Instructions to follow | Repeat, exactly and completely, the entries shown underneath.

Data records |
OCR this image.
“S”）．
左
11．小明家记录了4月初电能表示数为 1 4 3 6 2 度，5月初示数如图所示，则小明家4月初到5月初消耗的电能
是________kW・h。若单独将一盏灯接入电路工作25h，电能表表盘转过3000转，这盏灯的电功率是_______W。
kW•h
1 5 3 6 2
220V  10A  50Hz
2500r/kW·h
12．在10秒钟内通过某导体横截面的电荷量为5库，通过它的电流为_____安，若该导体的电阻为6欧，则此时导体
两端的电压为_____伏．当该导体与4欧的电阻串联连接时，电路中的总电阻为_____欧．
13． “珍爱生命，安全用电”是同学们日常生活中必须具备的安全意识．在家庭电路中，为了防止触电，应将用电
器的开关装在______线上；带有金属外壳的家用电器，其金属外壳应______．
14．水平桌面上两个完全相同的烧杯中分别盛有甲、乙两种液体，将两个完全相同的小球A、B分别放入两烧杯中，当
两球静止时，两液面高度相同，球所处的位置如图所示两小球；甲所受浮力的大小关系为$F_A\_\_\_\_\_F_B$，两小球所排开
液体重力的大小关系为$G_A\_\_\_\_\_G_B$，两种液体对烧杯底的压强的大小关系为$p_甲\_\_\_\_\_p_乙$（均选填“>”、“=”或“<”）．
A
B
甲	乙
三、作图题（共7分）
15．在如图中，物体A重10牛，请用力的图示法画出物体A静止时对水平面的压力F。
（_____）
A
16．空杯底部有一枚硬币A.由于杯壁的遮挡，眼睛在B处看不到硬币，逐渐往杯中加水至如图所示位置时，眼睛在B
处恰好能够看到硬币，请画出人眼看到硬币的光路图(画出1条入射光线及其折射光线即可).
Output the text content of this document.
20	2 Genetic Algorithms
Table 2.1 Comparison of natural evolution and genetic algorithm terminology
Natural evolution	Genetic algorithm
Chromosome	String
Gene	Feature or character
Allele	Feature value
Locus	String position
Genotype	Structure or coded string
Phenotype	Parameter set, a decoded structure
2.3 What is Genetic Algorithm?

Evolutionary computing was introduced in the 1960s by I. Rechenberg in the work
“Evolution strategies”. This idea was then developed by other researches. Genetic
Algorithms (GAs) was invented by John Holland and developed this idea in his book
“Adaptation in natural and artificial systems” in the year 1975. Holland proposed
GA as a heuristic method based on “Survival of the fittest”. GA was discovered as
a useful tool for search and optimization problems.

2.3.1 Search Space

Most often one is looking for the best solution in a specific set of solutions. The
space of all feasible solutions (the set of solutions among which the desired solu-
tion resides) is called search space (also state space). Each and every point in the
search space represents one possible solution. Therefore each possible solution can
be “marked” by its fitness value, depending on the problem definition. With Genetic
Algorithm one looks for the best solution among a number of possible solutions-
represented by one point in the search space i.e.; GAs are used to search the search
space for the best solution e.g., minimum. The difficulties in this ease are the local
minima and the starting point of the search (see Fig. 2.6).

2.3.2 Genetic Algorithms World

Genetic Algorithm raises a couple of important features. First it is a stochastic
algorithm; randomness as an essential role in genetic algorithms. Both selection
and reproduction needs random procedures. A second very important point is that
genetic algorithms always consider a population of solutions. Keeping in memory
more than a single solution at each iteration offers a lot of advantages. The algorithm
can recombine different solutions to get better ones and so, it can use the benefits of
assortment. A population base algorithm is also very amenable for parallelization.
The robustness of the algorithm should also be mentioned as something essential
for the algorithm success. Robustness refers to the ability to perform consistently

Correct output |
OCR this image.
“S”）．
左
11．小明家记录了4月初电能表示数为 1 4 3 6 2 度，5月初示数如图所示，则小明家4月初到5月初消耗的电能
是________kW・h。若单独将一盏灯接入电路工作25h，电能表表盘转过3000转，这盏灯的电功率是_______W。
kW•h
1 5 3 6 2
220V  10A  50Hz
2500r/kW·h
12．在10秒钟内通过某导体横截面的电荷量为5库，通过它的电流为_____安，若该导体的电阻为6欧，则此时导体
两端的电压为_____伏．当该导体与4欧的电阻串联连接时，电路中的总电阻为_____欧．
13． “珍爱生命，安全用电”是同学们日常生活中必须具备的安全意识．在家庭电路中，为了防止触电，应将用电
器的开关装在______线上；带有金属外壳的家用电器，其金属外壳应______．
14．水平桌面上两个完全相同的烧杯中分别盛有甲、乙两种液体，将两个完全相同的小球A、B分别放入两烧杯中，当
两球静止时，两液面高度相同，球所处的位置如图所示两小球；甲所受浮力的大小关系为$F_A\_\_\_\_\_F_B$，两小球所排开
液体重力的大小关系为$G_A\_\_\_\_\_G_B$，两种液体对烧杯底的压强的大小关系为$p_甲\_\_\_\_\_p_乙$（均选填“>”、“=”或“<”）．
A
B
甲	乙
三、作图题（共7分）
15．在如图中，物体A重10牛，请用力的图示法画出物体A静止时对水平面的压力F。
（_____）
A
16．空杯底部有一枚硬币A.由于杯壁的遮挡，眼睛在B处看不到硬币，逐渐往杯中加水至如图所示位置时，眼睛在B
处恰好能够看到硬币，请画出人眼看到硬币的光路图(画出1条入射光线及其折射光线即可).
Output the text content of this document.
20	2 Genetic Algorithms
Table 2.1 Comparison of natural evolution and genetic algorithm terminology
Natural evolution	Genetic algorithm
Chromosome	String
Gene	Feature or character
Allele	Feature value
Locus	String position
Genotype	Structure or coded string
Phenotype	Parameter set, a decoded structure
2.3 What is Genetic Algorithm?

Evolutionary computing was introduced in the 1960s by I. Rechenberg in the work
“Evolution strategies”. This idea was then developed by other researches. Genetic
Algorithms (GAs) was invented by John Holland and developed this idea in his book
“Adaptation in natural and artificial systems” in the year 1975. Holland proposed
GA as a heuristic method based on “Survival of the fittest”. GA was discovered as
a useful tool for search and optimization problems.

2.3.1 Search Space

Most often one is looking for the best solution in a specific set of solutions. The
space of all feasible solutions (the set of solutions among which the desired solu-
tion resides) is called search space (also state space). Each and every point in the
search space represents one possible solution. Therefore each possible solution can
be “marked” by its fitness value, depending on the problem definition. With Genetic
Algorithm one looks for the best solution among a number of possible solutions-
represented by one point in the search space i.e.; GAs are used to search the search
space for the best solution e.g., minimum. The difficulties in this ease are the local
minima and the starting point of the search (see Fig. 2.6).

2.3.2 Genetic Algorithms World

Genetic Algorithm raises a couple of important features. First it is a stochastic
algorithm; randomness as an essential role in genetic algorithms. Both selection
and reproduction needs random procedures. A second very important point is that
genetic algorithms always consider a population of solutions. Keeping in memory
more than a single solution at each iteration offers a lot of advantages. The algorithm
can recombine different solutions to get better ones and so, it can use the benefits of
assortment. A population base algorithm is also very amenable for parallelization.
The robustness of the algorithm should also be mentioned as something essential
for the algorithm success. Robustness refers to the ability to perform consistently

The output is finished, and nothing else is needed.